> _Objective_
Every record below should be written out exactly; pictures stay out.

Extracted data entries:
....
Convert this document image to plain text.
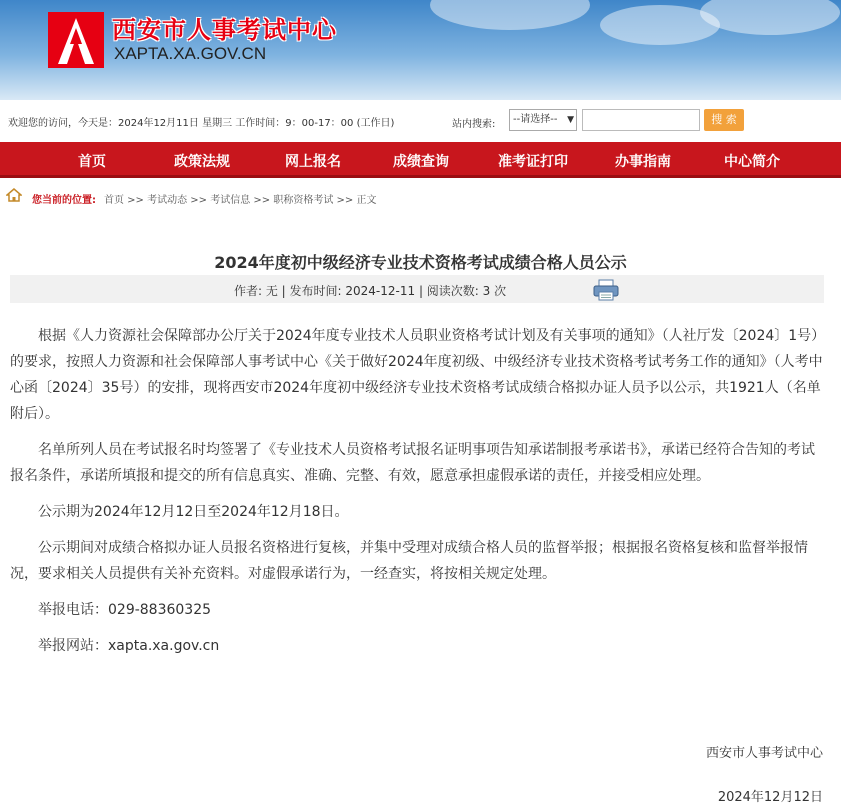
西安市人事考试中心
XAPTA.XA.GOV.CN
欢迎您的访问，今天是：2024年12月11日 星期三 工作时间：9：00-17：00 (工作日)	站内搜索:	--请选择-- ▼	搜 索
首页	政策法规	网上报名	成绩查询	准考证打印	办事指南	中心简介
您当前的位置: 首页 >> 考试动态 >> 考试信息 >> 职称资格考试 >> 正文
2024年度初中级经济专业技术资格考试成绩合格人员公示
作者: 无 | 发布时间: 2024-12-11 | 阅读次数: 3 次

根据《人力资源社会保障部办公厅关于2024年度专业技术人员职业资格考试计划及有关事项的通知》（人社厅发〔2024〕1号）的要求，按照人力资源和社会保障部人事考试中心《关于做好2024年度初级、中级经济专业技术资格考试考务工作的通知》（人考中心函〔2024〕35号）的安排，现将西安市2024年度初中级经济专业技术资格考试成绩合格拟办证人员予以公示，共1921人（名单附后）。

名单所列人员在考试报名时均签署了《专业技术人员资格考试报名证明事项告知承诺制报考承诺书》，承诺已经符合告知的考试报名条件，承诺所填报和提交的所有信息真实、准确、完整、有效，愿意承担虚假承诺的责任，并接受相应处理。

公示期为2024年12月12日至2024年12月18日。

公示期间对成绩合格拟办证人员报名资格进行复核，并集中受理对成绩合格人员的监督举报；根据报名资格复核和监督举报情况，要求相关人员提供有关补充资料。对虚假承诺行为，一经查实，将按相关规定处理。

举报电话：029-88360325

举报网站：xapta.xa.gov.cn

西安市人事考试中心
2024年12月12日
....
> _Result of the exercise_
Convert this document image to plain text.
西安市人事考试中心
XAPTA.XA.GOV.CN
欢迎您的访问，今天是：2024年12月11日 星期三 工作时间：9：00-17：00 (工作日)	站内搜索:	--请选择-- ▼	搜 索
首页	政策法规	网上报名	成绩查询	准考证打印	办事指南	中心简介
您当前的位置: 首页 >> 考试动态 >> 考试信息 >> 职称资格考试 >> 正文
2024年度初中级经济专业技术资格考试成绩合格人员公示
作者: 无 | 发布时间: 2024-12-11 | 阅读次数: 3 次

根据《人力资源社会保障部办公厅关于2024年度专业技术人员职业资格考试计划及有关事项的通知》（人社厅发〔2024〕1号）的要求，按照人力资源和社会保障部人事考试中心《关于做好2024年度初级、中级经济专业技术资格考试考务工作的通知》（人考中心函〔2024〕35号）的安排，现将西安市2024年度初中级经济专业技术资格考试成绩合格拟办证人员予以公示，共1921人（名单附后）。

名单所列人员在考试报名时均签署了《专业技术人员资格考试报名证明事项告知承诺制报考承诺书》，承诺已经符合告知的考试报名条件，承诺所填报和提交的所有信息真实、准确、完整、有效，愿意承担虚假承诺的责任，并接受相应处理。

公示期为2024年12月12日至2024年12月18日。

公示期间对成绩合格拟办证人员报名资格进行复核，并集中受理对成绩合格人员的监督举报；根据报名资格复核和监督举报情况，要求相关人员提供有关补充资料。对虚假承诺行为，一经查实，将按相关规定处理。

举报电话：029-88360325

举报网站：xapta.xa.gov.cn

西安市人事考试中心
2024年12月12日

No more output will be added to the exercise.